Dhananjay Mahato (8 August 1919 – 2 January 2014) was a freedom fighter and social activist who turned politician and later chairman of Adityapur Industrial Area Development Authority, Jamshedpur. He was elected as Member of the Legislative Assembly from Ichagarh constituency and Member of Bihar Legislative Council. He was a member of All India Congress Committee.

== Early life ==
Dhananjay Mahato was born on 8 August 1919 in a Kudmi Mahato family to Kshetra Mohan Mahato and Ratuli Devi in Gunda, a small village located in the Singhbhum District of Jharkhand (erstwhile Bihar, British India). Since childhood he was sagacious towards education. He completed his primary education in the village school and later for higher education he attended Lakhanpur High School in Purulia District of West Bengal. Soft-Spoken Dhananjay was gentle amongst the schoolmates and his fellow countrymen but at the same time he was a strong protester of the British Raj.

== Revolutionary ==
During the school days he came under the influence of well renowned freedom fighter of the region Bheem Chandra Mahato who gave him initiation and motivated towards the freedom struggle. In 1935, at the age of 16 he joined the Freedom struggle movement. Together with his revolutionary team he started campaigning for the awareness among the people to launch an agitation against the British government.
In April, 1936 he sustained serious injuries by the police while preparing for the rally to boycott the British products in Purulia Town (West Bengal).This incident didn’t shattered him instead he turned more seditious and participated with more energy and enthusiasm in the freedom struggle movement.
In September 1942, when the Quit India Movement was already launched, a group of 21 revolutionaries led by Bheem Chandra Mahato and Dhananjay Mahato set ablaze the British flag and later the BaraBazar police station. Held on this charge he got arrested by the British on 3 October 1942 and remained imprisoned until 17 April 1943 in Purulia Jail. In 1943 with dozens of his colleague, he marched from Patamda to Ramgarh to attend All-India Congress Committee’s convention chaired by Netaji Subash Chandra Bose.

### Tasks and exercises
• a. Answer these from the passage on Dhananjay Mahato:
(i) In which village was he born?
(ii) How old was he when he joined the freedom struggle?
(iii) In which jail was he held, and until what date?
• b. Carry on the passage on Dhananjay Mahato from its final sentence.
The rows that come next have no connection to the passage on Dhananjay Mahato.

Data excerpts:

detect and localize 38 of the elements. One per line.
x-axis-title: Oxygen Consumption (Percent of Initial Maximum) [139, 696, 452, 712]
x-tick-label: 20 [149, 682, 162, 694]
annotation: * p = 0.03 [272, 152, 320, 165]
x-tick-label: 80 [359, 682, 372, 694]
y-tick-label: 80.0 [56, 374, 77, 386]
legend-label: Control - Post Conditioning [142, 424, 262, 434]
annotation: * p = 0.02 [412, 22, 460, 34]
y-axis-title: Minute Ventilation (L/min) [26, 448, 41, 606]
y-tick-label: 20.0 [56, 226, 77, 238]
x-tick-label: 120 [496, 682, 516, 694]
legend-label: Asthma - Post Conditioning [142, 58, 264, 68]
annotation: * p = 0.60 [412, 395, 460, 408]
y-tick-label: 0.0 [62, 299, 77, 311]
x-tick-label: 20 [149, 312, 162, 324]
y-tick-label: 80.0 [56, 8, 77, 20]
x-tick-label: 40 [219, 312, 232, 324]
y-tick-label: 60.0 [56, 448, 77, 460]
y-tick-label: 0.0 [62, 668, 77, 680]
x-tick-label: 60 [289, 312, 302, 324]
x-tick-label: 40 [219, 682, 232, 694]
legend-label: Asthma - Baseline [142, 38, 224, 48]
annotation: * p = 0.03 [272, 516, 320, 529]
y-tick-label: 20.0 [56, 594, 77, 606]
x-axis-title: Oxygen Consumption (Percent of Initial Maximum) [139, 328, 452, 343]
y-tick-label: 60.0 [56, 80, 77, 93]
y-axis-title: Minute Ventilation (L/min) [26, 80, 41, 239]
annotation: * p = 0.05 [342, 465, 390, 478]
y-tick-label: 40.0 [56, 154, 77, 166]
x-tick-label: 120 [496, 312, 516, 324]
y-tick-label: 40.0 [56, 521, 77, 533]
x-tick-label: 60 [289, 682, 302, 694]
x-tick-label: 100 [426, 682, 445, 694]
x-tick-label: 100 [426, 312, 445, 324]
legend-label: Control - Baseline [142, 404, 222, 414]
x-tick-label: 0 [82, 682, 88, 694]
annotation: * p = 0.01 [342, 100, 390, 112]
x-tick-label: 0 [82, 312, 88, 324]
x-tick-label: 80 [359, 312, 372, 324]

### Answers in order
• a.
(i) Gunda
(ii) 16
(iii) Purulia Jail, until 17 April 1943

• b.
== Post-Independence ==
After the independence of India he totally devoted himself towards the social service for the region. In 1956 Dhananjay Mahato led a large movement against the States Reorganisation Act when Manbhum district was partitioned between Bihar and West Bengal. After joining Indian National Congress Party, in 1957 he was elected as MLA from Ichagarh Vidhan Sabha and in 1976 he became member of Bihar Legislative Council. In 1977, he called the attention of the revenue and land reforms minister Upendra Verma for an inclusive and sustainable developmental model for the Resettlement and rehabilitation of the displaced people due to the Subernarekha Dam which was being constructed in Chandil which would inundate hundreds of villages and displace lakhs of people. Later, from 1984 to 1990 he was the chairman of Adityapur Industrial Area Development Authority. During the tenure of then Chief Minister of Bihar Jagannath Mishra, he built the Gunda Bihar Railway Station. He was the Founding Member of Singhbhum College Chandil, Raghunathpur High School and many other educational institutes.

== Death ==
Dhananjay Mahato died at the age of 94 on 2 January 2014 in his Chandil residence.